* _WHAT YOU NEED TO DO_
Comb through the entries for "hotel" and pull out each line that holds it.

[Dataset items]
----

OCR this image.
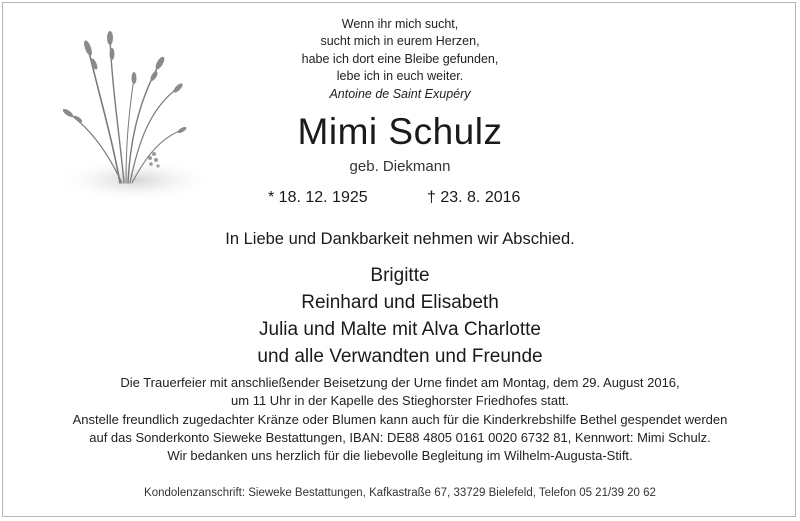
Wenn ihr mich sucht,
sucht mich in eurem Herzen,
habe ich dort eine Bleibe gefunden,
lebe ich in euch weiter.
Antoine de Saint Exupéry
Mimi Schulz
geb. Diekmann
* 18. 12. 1925	† 23. 8. 2016
In Liebe und Dankbarkeit nehmen wir Abschied.
Brigitte
Reinhard und Elisabeth
Julia und Malte mit Alva Charlotte
und alle Verwandten und Freunde
Die Trauerfeier mit anschließender Beisetzung der Urne findet am Montag, dem 29. August 2016,
um 11 Uhr in der Kapelle des Stieghorster Friedhofes statt.
Anstelle freundlich zugedachter Kränze oder Blumen kann auch für die Kinderkrebshilfe Bethel gespendet werden
auf das Sonderkonto Sieweke Bestattungen, IBAN: DE88 4805 0161 0020 6732 81, Kennwort: Mimi Schulz.
Wir bedanken uns herzlich für die liebevolle Begleitung im Wilhelm-Augusta-Stift.
Kondolenzanschrift: Sieweke Bestattungen, Kafkastraße 67, 33729 Bielefeld, Telefon 05 21/39 20 62
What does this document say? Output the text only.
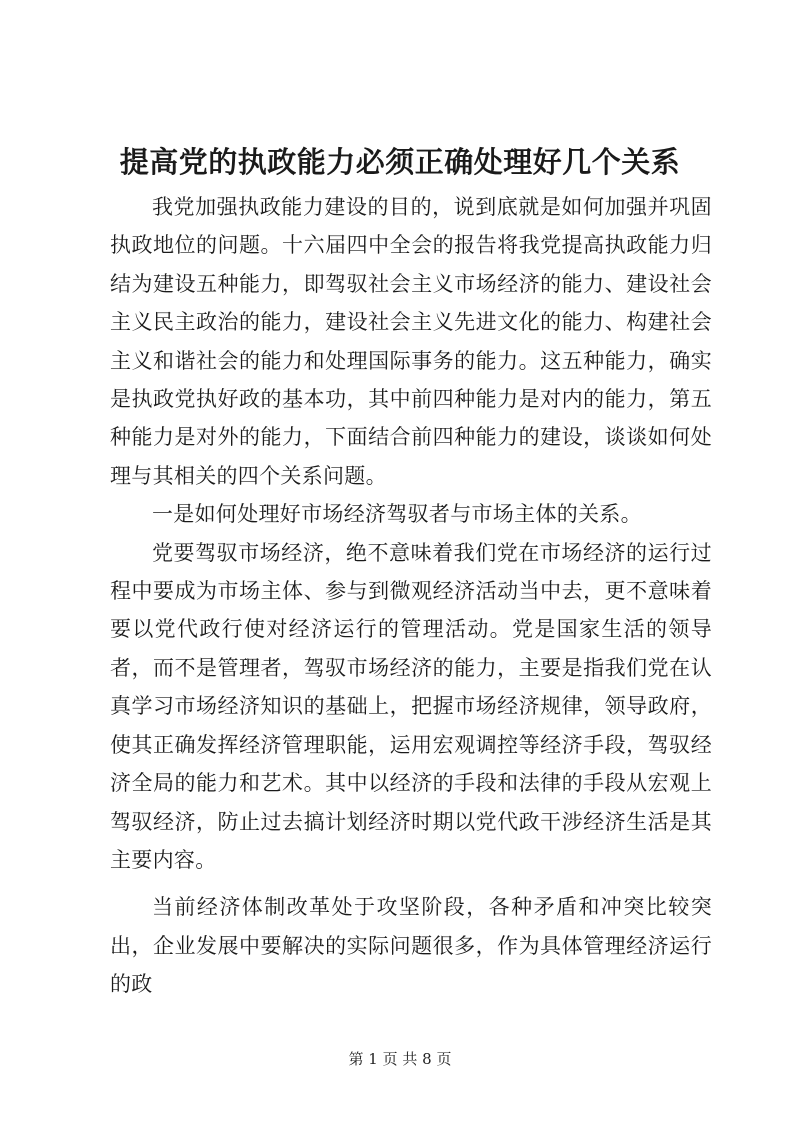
提高党的执政能力必须正确处理好几个关系

我党加强执政能力建设的目的，说到底就是如何加强并巩固执政地位的问题。十六届四中全会的报告将我党提高执政能力归结为建设五种能力，即驾驭社会主义市场经济的能力、建设社会主义民主政治的能力，建设社会主义先进文化的能力、构建社会主义和谐社会的能力和处理国际事务的能力。这五种能力，确实是执政党执好政的基本功，其中前四种能力是对内的能力，第五种能力是对外的能力，下面结合前四种能力的建设，谈谈如何处理与其相关的四个关系问题。

一是如何处理好市场经济驾驭者与市场主体的关系。

党要驾驭市场经济，绝不意味着我们党在市场经济的运行过程中要成为市场主体、参与到微观经济活动当中去，更不意味着要以党代政行使对经济运行的管理活动。党是国家生活的领导者，而不是管理者，驾驭市场经济的能力，主要是指我们党在认真学习市场经济知识的基础上，把握市场经济规律，领导政府，使其正确发挥经济管理职能，运用宏观调控等经济手段，驾驭经济全局的能力和艺术。其中以经济的手段和法律的手段从宏观上驾驭经济，防止过去搞计划经济时期以党代政干涉经济生活是其主要内容。

当前经济体制改革处于攻坚阶段，各种矛盾和冲突比较突出，企业发展中要解决的实际问题很多，作为具体管理经济运行的政

第 1 页 共 8 页
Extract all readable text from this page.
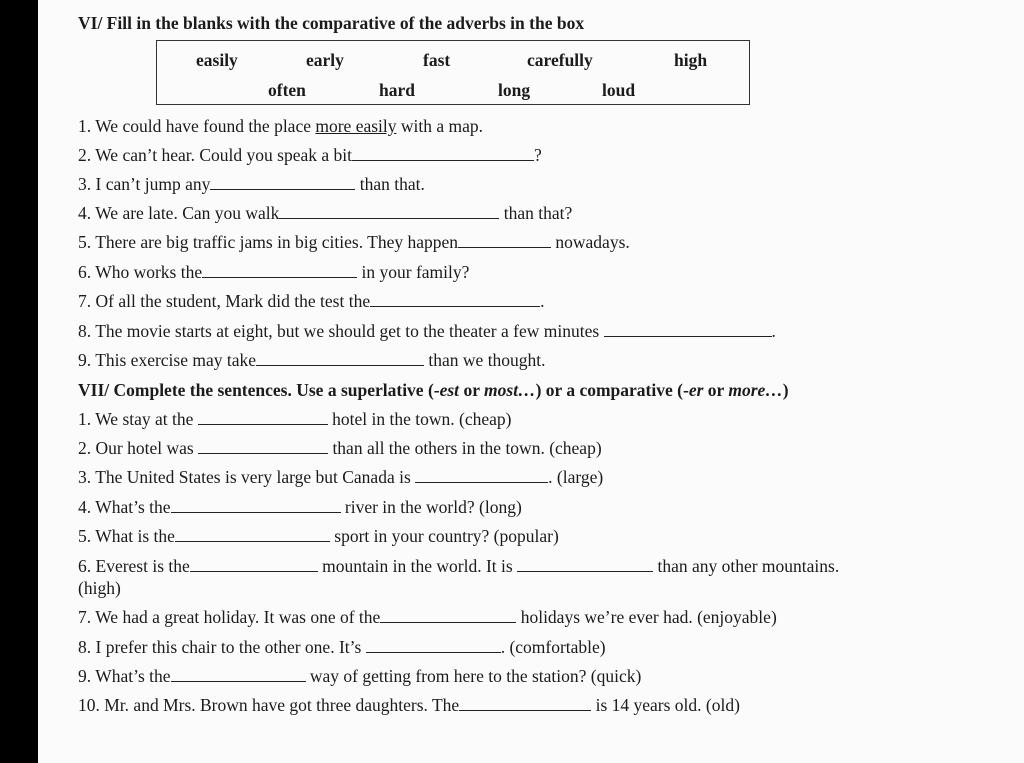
VI/ Fill in the blanks with the comparative of the adverbs in the box
easily	early	fast	carefully	high
often	hard	long	loud
1. We could have found the place more easily with a map.
2. We can’t hear. Could you speak a bit	?
3. I can’t jump any	than that.
4. We are late. Can you walk	than that?
5. There are big traffic jams in big cities. They happen	nowadays.
6. Who works the	in your family?
7. Of all the student, Mark did the test the	.
8. The movie starts at eight, but we should get to the theater a few minutes	.
9. This exercise may take	than we thought.
VII/ Complete the sentences. Use a superlative (-est or most…) or a comparative (-er or more…)
1. We stay at the	hotel in the town. (cheap)
2. Our hotel was	than all the others in the town. (cheap)
3. The United States is very large but Canada is	. (large)
4. What’s the	river in the world? (long)
5. What is the	sport in your country? (popular)
6. Everest is the	mountain in the world. It is	than any other mountains.
(high)
7. We had a great holiday. It was one of the	holidays we’re ever had. (enjoyable)
8. I prefer this chair to the other one. It’s	. (comfortable)
9. What’s the	way of getting from here to the station? (quick)
10. Mr. and Mrs. Brown have got three daughters. The	is 14 years old. (old)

----

* _CORRECT ANSWER_
1. We stay at the	hotel in the town. (cheap)
2. Our hotel was	than all the others in the town. (cheap)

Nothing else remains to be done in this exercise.